Exercise goal: Omit every picture and write out the rest of the records exactly.

Entries:
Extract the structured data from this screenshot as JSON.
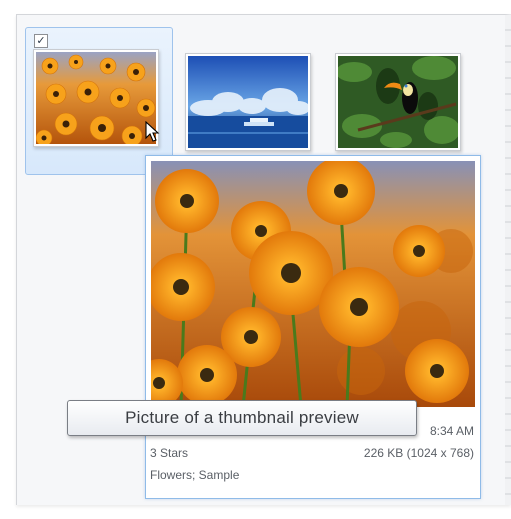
{
  "thumbnails": [
    {
      "name": "flowers-thumbnail",
      "selected": true,
      "checked": true
    },
    {
      "name": "ocean-thumbnail",
      "selected": false
    },
    {
      "name": "toucan-thumbnail",
      "selected": false
    }
  ],
  "checkbox_glyph": "✓",
  "preview": {
    "time_partial": "8:34 AM",
    "rating": "3 Stars",
    "size": "226 KB (1024 x 768)",
    "tags": "Flowers; Sample"
  },
  "tooltip": {
    "text": "Picture of a thumbnail preview"
  },
  "colors": {
    "selection": "#d7e8fb",
    "selection_border": "#9fc3ec",
    "preview_border": "#8fbbe8"
  }
}
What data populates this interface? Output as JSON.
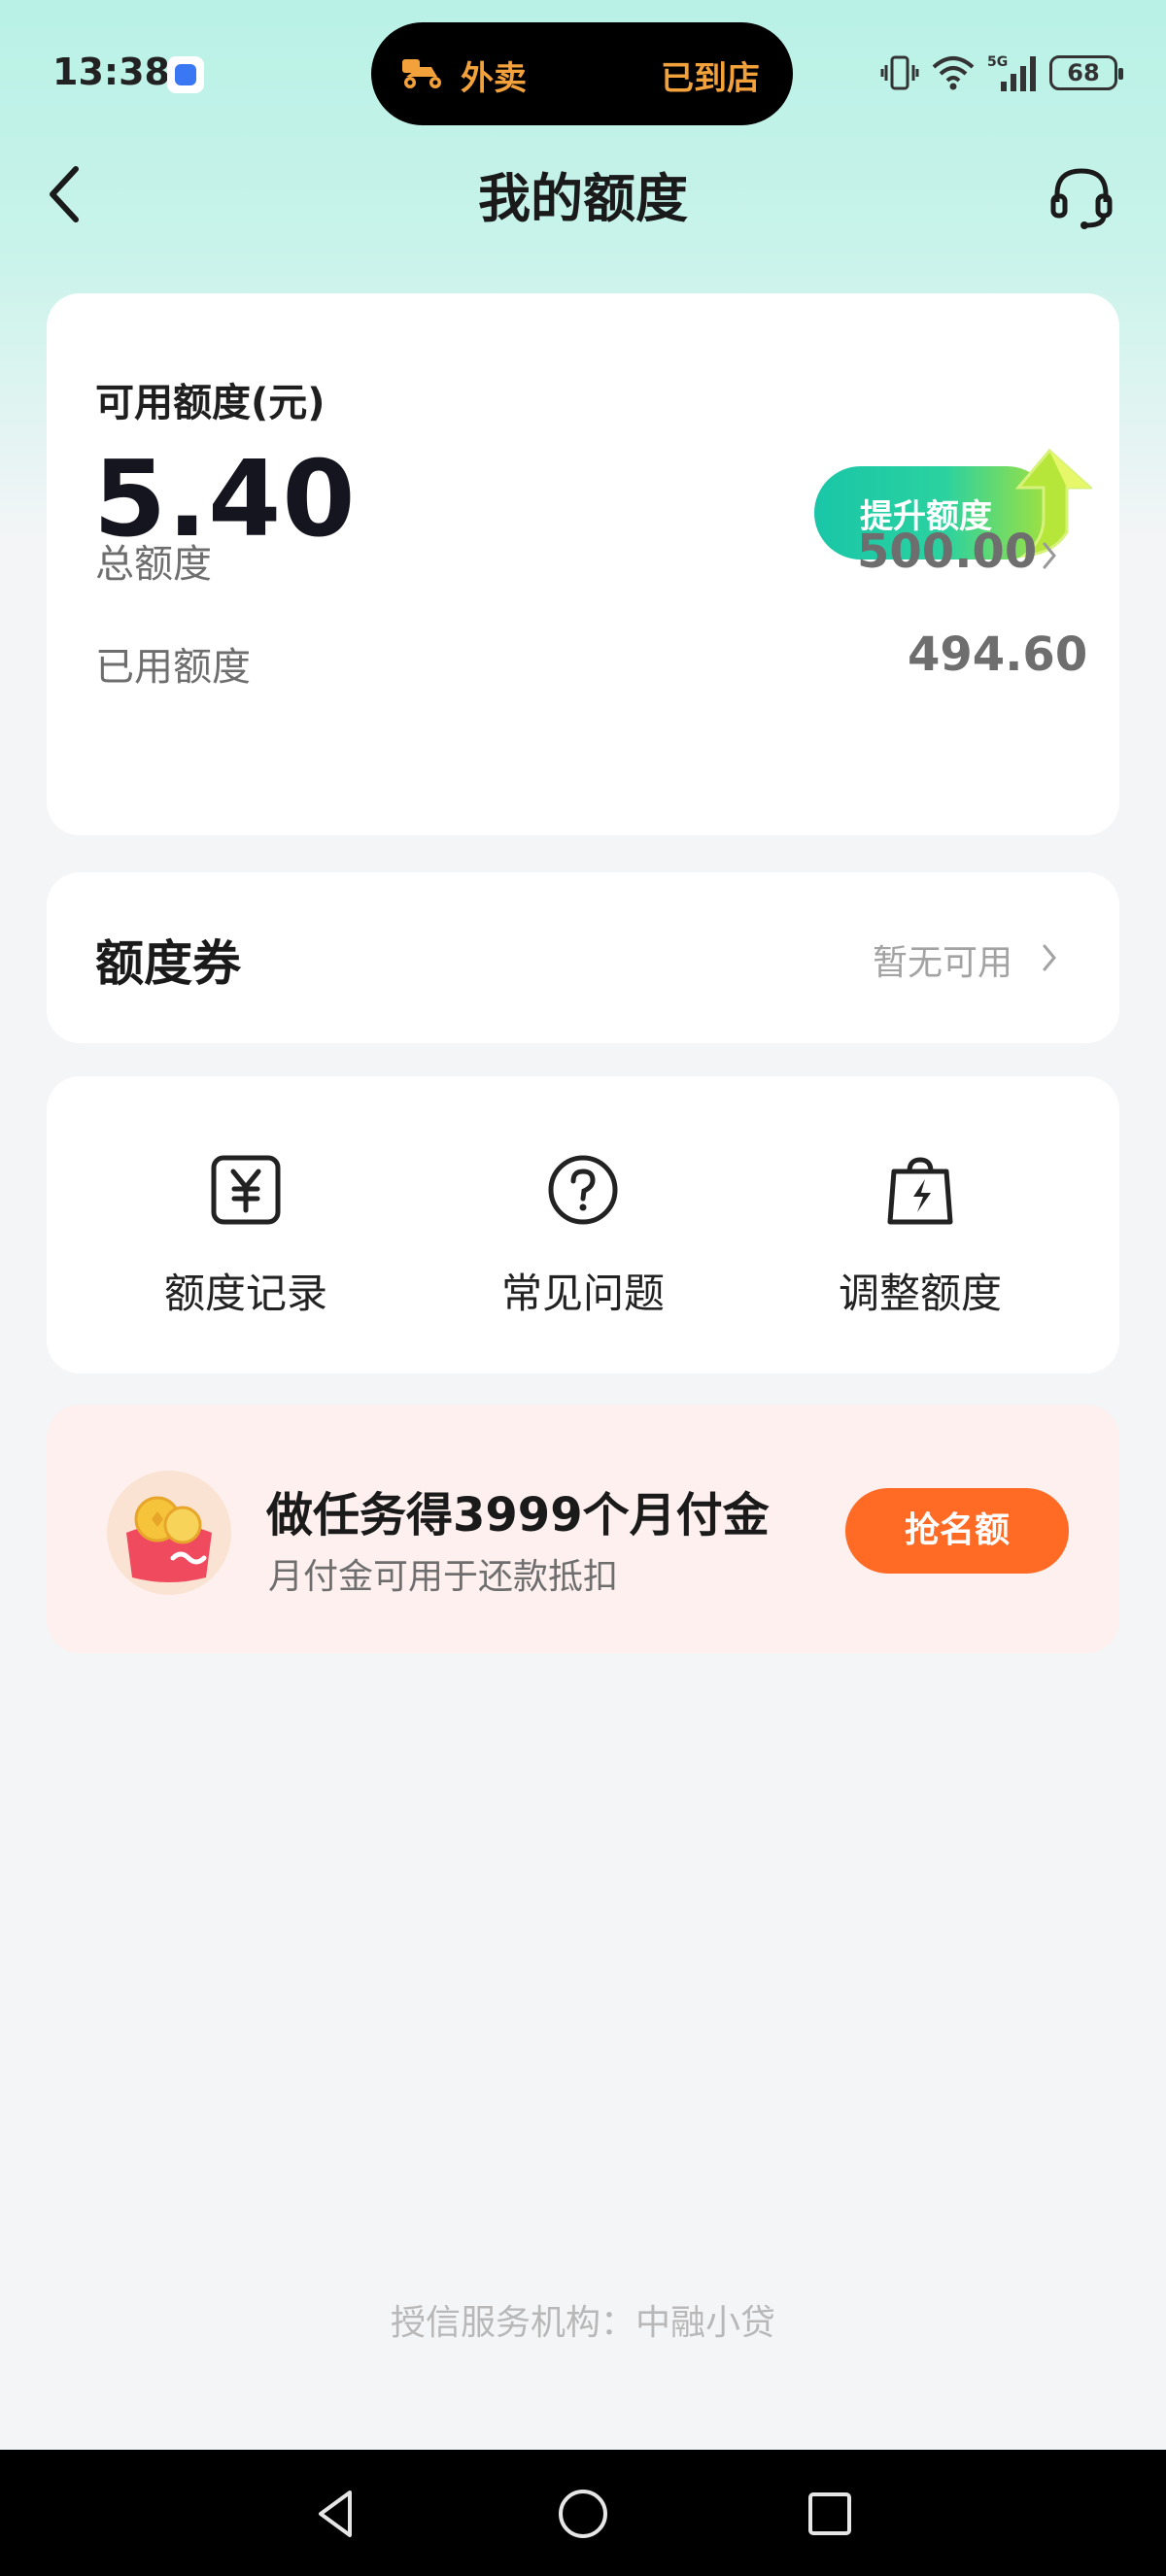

Task result:
Extract the structured data from this screenshot as JSON.
{
  "thumbnails": [
    {
      "name": "flowers-thumbnail",
      "selected": true,
      "checked": true
    },
    {
      "name": "ocean-thumbnail",
      "selected": false
    },
    {
      "name": "toucan-thumbnail",
      "selected": false
    }
  ],
  "checkbox_glyph": "✓",
  "preview": {
    "time_partial": "8:34 AM",
    "rating": "3 Stars",
    "size": "226 KB (1024 x 768)",
    "tags": "Flowers; Sample"
  },
  "tooltip": {
    "text": "Picture of a thumbnail preview"
  },
  "colors": {
    "selection": "#d7e8fb",
    "selection_border": "#9fc3ec",
    "preview_border": "#8fbbe8"
  }
}
What data populates this interface? Output as JSON.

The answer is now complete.